[start The records]

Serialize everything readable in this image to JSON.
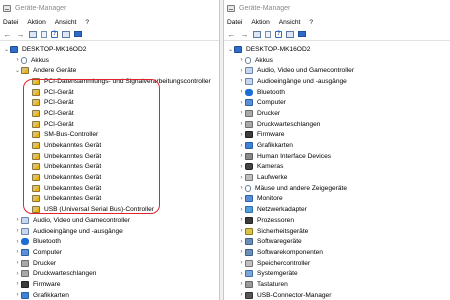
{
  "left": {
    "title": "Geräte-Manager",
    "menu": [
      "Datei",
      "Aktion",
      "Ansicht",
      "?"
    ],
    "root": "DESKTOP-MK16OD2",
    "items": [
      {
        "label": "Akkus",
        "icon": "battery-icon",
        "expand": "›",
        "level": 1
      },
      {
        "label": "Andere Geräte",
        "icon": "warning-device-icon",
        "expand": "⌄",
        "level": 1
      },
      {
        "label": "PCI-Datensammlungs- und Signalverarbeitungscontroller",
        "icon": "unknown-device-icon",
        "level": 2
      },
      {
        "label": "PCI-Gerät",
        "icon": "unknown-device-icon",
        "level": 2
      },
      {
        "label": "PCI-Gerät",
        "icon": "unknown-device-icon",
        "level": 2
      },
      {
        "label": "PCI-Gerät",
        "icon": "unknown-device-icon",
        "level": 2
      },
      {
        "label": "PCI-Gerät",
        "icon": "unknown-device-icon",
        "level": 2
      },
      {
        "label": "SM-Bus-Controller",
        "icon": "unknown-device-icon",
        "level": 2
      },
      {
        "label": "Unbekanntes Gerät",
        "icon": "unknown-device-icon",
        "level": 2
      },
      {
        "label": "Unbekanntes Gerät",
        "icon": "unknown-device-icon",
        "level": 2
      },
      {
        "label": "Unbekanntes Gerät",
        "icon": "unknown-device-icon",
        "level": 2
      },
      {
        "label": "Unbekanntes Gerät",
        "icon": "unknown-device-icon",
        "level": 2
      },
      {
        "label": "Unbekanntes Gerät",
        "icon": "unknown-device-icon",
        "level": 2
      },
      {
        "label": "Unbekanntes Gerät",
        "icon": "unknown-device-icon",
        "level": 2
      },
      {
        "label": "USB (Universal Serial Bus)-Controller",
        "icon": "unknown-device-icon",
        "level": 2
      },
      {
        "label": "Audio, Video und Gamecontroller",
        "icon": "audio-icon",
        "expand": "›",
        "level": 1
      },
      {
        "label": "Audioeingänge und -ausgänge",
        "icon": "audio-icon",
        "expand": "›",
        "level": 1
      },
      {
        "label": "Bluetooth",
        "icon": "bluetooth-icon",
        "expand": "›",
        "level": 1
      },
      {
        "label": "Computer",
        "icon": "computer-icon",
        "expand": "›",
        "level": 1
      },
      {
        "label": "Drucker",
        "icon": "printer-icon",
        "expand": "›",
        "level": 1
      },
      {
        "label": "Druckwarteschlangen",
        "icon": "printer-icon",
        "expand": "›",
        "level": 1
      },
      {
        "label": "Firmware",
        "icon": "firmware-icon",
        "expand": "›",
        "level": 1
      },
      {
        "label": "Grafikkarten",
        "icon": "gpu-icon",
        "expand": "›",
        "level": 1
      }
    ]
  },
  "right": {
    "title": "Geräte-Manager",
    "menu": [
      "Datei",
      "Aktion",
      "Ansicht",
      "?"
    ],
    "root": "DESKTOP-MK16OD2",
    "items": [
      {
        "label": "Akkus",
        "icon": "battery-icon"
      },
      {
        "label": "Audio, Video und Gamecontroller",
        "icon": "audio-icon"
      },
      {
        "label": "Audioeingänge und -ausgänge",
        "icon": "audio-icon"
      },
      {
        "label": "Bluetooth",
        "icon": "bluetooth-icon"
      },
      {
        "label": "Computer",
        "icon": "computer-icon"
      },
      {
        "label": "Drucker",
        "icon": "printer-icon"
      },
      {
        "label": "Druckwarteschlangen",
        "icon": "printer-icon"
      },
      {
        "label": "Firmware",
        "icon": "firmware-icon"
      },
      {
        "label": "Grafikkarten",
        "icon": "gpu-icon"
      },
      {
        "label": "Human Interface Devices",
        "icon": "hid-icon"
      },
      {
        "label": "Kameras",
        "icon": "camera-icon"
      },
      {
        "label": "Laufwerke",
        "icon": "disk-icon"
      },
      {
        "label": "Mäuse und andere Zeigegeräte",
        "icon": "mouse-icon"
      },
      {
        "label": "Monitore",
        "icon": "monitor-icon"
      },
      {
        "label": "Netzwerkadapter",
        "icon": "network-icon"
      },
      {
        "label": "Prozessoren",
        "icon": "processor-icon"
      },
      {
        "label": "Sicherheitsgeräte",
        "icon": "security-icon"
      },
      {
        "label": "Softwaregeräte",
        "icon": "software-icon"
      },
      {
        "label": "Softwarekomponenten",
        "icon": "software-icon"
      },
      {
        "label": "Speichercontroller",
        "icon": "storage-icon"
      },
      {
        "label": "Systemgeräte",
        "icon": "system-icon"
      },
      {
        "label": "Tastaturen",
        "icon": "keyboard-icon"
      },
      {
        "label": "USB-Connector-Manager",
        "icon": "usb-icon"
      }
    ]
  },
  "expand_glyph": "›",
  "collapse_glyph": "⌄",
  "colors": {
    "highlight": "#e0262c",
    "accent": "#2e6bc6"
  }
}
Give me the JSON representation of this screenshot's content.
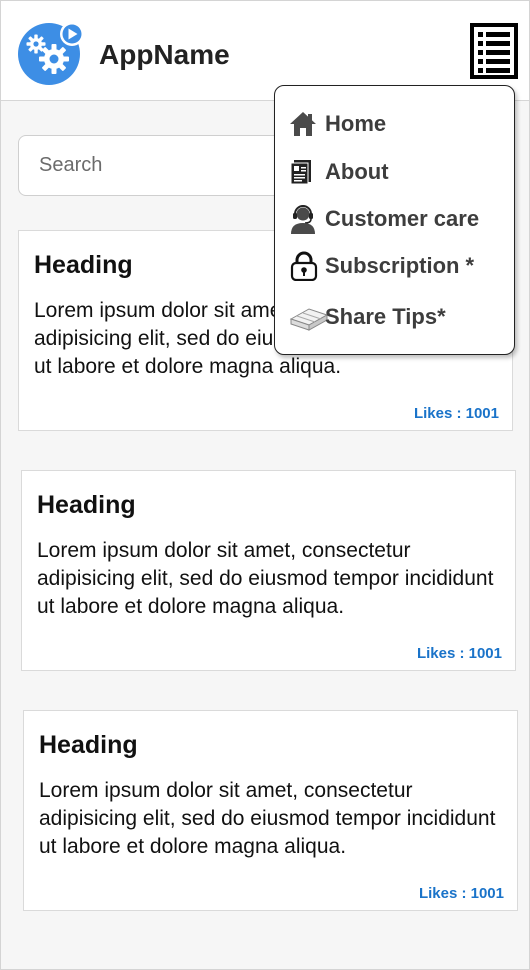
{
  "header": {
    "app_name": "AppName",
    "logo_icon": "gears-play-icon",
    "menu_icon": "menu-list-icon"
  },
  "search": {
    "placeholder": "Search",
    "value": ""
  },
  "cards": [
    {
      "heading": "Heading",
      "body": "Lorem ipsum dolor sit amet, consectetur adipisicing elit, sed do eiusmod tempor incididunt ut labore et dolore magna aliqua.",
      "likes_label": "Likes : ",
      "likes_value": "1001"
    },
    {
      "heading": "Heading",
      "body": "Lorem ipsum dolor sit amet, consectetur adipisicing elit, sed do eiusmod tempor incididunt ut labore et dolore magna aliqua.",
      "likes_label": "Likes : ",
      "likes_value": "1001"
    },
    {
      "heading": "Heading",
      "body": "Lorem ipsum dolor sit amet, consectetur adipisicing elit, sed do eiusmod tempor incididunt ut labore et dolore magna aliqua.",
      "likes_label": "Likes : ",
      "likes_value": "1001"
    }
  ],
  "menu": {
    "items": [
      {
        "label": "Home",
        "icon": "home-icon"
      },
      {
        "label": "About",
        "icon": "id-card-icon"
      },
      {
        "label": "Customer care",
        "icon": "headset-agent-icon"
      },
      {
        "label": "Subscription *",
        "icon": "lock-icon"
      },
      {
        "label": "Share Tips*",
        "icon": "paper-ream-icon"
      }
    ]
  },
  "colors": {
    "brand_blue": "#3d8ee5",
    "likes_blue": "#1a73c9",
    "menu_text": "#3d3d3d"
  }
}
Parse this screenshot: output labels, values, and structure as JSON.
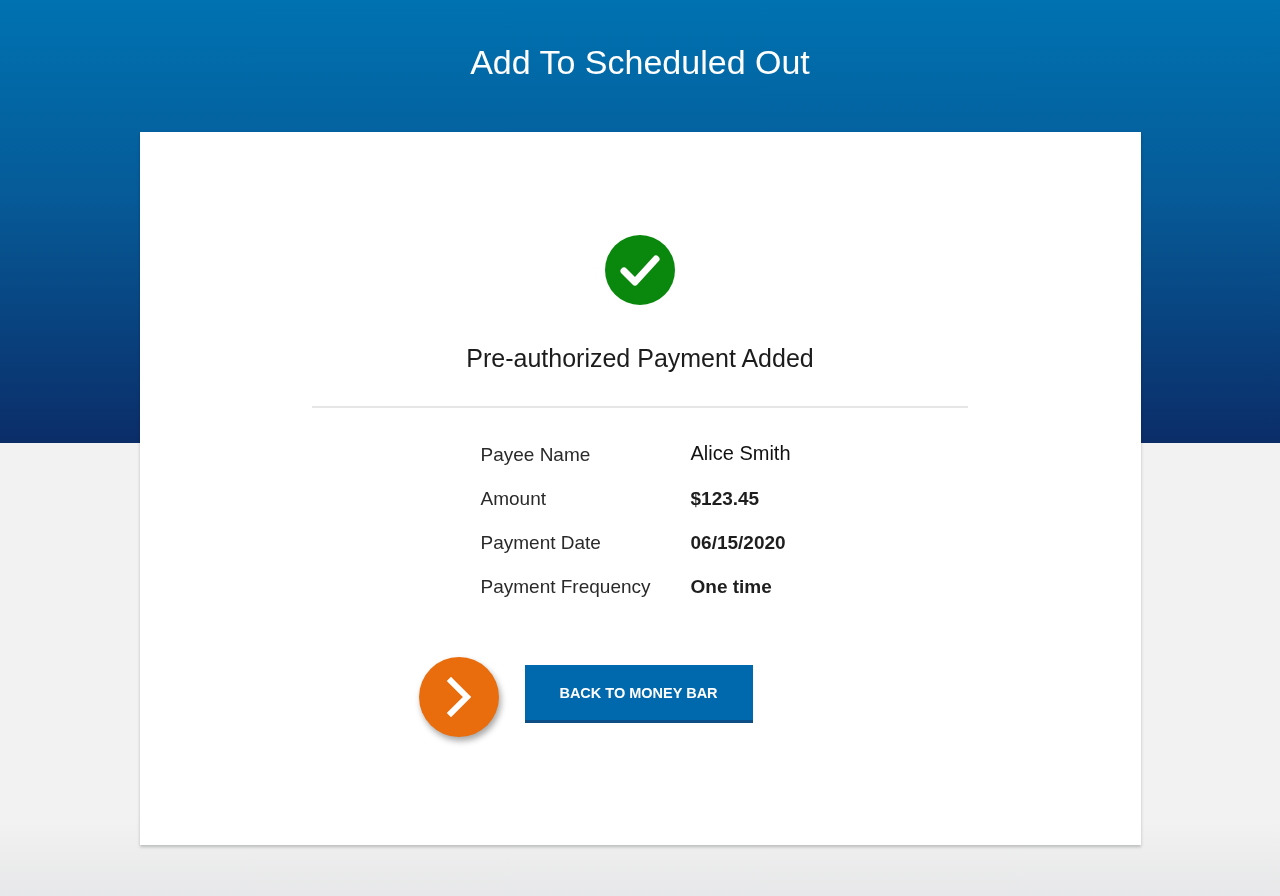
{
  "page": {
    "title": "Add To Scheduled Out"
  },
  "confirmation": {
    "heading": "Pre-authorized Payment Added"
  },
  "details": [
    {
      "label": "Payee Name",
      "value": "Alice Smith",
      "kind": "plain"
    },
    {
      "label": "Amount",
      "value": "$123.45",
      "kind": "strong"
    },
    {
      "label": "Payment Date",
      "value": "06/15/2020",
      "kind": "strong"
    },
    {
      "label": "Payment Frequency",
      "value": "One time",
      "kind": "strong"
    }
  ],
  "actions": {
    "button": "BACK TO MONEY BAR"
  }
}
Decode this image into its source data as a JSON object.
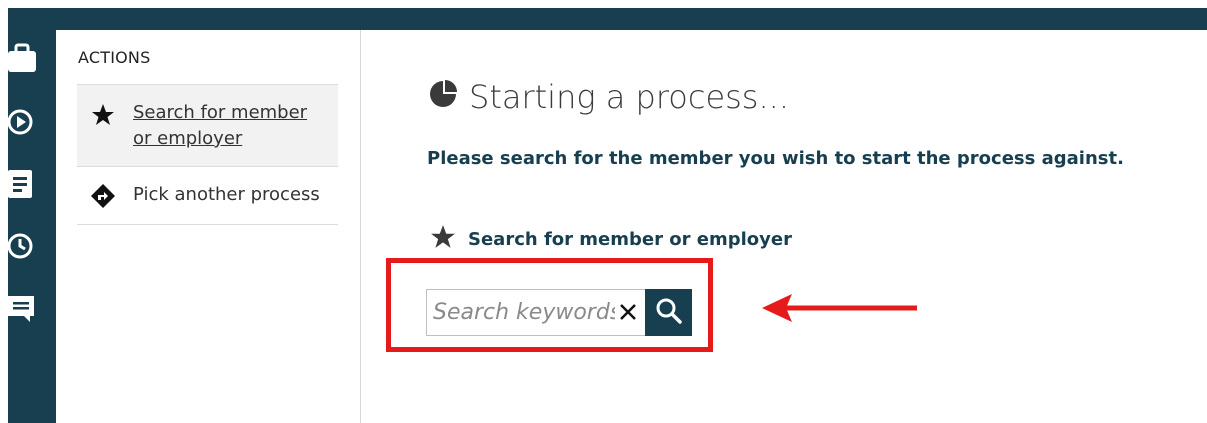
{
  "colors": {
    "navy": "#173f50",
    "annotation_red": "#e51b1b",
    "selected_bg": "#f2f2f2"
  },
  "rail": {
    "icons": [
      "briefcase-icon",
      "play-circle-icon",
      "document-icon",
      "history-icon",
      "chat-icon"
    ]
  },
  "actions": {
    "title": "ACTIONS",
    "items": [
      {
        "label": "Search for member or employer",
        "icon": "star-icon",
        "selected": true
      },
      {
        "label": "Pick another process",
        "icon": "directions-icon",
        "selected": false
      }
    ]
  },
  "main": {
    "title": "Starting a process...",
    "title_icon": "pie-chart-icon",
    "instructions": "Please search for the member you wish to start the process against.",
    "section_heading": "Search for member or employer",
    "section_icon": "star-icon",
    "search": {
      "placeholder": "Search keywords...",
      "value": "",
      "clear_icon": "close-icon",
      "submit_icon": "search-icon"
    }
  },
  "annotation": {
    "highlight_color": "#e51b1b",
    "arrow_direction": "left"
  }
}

[end The records]

Directions for this task> Scan the lines above for "Payment", then copy every one that has it.

Complete output>
    "heading": "Pre-authorized Payment Added"
      "label": "Payment Date",
      "label": "Payment Frequency",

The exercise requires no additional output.